WHAT THE EXERCISE ASKS — Find the string "glyph" in the data, then copy every line where it is found.
Start of GIVEN DATA
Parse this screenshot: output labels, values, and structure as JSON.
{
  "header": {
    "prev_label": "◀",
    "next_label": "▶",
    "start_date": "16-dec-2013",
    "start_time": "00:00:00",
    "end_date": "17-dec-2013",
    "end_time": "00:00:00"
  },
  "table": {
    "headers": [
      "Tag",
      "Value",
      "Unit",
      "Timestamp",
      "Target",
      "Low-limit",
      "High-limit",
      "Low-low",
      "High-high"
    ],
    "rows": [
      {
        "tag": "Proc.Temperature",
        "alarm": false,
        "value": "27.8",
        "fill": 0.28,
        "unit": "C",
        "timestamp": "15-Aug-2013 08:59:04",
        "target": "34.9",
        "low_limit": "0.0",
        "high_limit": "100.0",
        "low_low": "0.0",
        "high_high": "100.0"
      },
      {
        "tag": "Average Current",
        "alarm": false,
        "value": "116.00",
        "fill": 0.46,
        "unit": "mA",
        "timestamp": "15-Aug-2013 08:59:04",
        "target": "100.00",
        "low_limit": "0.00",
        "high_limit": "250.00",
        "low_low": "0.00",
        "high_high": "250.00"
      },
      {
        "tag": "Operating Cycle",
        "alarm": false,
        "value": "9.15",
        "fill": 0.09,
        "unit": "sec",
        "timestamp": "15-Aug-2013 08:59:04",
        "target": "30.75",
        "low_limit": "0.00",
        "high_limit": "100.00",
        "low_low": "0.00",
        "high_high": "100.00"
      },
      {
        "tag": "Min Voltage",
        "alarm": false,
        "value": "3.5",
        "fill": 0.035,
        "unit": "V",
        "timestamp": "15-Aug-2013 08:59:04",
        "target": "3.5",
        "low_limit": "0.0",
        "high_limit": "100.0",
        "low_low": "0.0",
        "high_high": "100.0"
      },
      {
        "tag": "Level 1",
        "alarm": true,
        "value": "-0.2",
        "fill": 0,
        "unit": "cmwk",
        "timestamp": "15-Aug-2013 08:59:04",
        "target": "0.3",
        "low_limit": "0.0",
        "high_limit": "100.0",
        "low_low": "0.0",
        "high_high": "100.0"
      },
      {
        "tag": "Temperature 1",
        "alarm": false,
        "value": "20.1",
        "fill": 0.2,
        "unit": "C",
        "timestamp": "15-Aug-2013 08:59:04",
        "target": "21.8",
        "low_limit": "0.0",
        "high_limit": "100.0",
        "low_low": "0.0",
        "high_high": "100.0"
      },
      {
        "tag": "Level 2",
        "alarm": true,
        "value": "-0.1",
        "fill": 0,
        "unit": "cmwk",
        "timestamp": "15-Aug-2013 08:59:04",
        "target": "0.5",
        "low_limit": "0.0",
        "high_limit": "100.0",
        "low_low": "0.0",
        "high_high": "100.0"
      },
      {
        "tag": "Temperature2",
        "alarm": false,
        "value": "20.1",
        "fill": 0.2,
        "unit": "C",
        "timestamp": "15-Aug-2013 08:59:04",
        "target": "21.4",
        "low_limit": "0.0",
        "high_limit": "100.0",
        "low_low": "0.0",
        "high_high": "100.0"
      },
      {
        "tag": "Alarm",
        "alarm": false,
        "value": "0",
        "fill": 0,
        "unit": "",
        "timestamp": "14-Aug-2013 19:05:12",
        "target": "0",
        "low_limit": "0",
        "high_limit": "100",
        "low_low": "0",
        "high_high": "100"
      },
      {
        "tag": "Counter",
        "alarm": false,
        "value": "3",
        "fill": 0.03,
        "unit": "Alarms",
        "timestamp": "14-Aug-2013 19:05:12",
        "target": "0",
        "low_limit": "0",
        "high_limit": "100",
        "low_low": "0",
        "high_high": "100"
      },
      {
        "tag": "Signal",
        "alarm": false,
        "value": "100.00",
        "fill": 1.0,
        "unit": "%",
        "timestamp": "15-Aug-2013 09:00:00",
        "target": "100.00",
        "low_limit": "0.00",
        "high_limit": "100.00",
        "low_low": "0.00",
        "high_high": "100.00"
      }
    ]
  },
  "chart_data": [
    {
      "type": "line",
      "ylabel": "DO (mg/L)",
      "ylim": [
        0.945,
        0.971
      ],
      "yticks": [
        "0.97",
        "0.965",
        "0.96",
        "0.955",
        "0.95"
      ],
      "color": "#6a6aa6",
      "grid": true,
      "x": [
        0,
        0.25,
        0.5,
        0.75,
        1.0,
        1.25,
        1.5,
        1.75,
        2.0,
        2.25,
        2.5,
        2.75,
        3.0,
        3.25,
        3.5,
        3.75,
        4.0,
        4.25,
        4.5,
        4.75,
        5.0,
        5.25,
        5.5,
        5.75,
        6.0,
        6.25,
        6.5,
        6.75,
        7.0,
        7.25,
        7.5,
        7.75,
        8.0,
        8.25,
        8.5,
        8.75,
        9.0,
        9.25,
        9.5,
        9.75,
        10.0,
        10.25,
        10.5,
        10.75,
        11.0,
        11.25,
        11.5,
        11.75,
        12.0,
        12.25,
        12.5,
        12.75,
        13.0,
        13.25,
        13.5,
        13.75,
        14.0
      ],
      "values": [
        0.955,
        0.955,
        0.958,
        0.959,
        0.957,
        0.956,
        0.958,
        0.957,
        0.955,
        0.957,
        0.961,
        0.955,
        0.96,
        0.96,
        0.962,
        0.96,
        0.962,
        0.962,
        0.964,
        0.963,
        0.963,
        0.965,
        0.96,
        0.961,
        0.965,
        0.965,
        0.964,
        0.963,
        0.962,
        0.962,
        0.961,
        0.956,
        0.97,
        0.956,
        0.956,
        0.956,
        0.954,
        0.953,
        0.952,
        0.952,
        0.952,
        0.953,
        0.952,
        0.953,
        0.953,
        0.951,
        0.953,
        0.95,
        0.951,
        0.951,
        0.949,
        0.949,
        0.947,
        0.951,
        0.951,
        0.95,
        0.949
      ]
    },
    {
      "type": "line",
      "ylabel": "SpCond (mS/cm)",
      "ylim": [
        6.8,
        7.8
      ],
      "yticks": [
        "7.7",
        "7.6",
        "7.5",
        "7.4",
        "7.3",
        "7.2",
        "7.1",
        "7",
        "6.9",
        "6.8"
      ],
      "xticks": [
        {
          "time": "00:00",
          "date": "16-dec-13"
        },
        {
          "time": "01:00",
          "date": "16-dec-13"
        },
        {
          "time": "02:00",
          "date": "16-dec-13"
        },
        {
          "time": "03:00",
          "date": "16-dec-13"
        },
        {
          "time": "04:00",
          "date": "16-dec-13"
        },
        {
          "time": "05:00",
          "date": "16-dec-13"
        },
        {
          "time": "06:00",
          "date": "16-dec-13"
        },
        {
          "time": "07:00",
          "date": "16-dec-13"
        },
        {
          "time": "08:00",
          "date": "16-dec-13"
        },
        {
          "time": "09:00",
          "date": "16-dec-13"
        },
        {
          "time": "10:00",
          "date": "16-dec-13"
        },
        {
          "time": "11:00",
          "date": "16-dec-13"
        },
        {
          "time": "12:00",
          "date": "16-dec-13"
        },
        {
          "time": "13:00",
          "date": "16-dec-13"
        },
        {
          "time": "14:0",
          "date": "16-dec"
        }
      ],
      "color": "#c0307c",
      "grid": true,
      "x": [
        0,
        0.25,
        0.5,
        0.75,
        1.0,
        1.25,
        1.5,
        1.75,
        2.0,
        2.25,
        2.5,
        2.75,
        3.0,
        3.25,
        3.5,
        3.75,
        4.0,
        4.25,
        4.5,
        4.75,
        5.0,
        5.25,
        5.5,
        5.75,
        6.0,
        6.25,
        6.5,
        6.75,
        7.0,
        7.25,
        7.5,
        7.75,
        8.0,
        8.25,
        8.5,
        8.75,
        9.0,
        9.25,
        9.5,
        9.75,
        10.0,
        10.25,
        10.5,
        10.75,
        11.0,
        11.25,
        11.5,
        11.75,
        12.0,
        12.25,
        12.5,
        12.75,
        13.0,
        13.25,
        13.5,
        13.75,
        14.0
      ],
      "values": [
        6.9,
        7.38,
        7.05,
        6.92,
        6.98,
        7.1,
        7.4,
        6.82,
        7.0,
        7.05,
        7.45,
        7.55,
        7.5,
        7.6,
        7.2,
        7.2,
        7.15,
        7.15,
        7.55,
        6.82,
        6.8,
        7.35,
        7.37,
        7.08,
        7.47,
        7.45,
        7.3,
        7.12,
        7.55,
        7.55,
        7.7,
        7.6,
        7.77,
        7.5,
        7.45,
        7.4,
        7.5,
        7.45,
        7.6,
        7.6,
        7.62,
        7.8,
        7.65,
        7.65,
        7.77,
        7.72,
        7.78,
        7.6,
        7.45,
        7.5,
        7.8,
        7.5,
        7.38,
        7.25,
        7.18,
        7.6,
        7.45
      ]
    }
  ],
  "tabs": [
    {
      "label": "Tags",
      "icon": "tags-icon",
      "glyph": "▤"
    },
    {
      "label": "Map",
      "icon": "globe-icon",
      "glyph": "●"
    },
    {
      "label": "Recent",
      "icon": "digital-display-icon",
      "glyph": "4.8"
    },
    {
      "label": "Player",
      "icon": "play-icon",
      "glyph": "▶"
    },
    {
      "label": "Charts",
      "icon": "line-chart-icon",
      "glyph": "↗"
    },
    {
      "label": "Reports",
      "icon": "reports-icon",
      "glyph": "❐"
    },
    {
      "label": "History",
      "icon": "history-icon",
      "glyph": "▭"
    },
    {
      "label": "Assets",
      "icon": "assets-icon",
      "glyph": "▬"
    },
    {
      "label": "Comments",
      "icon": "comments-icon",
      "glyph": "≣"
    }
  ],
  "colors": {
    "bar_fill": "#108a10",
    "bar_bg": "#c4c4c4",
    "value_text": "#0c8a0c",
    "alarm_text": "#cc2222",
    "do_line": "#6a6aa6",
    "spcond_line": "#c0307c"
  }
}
End of GIVEN DATA
FULL RESPONSE —
      "glyph": "▤"
      "glyph": "●"
      "glyph": "4.8"
      "glyph": "▶"
      "glyph": "↗"
      "glyph": "❐"
      "glyph": "▭"
      "glyph": "▬"
      "glyph": "≣"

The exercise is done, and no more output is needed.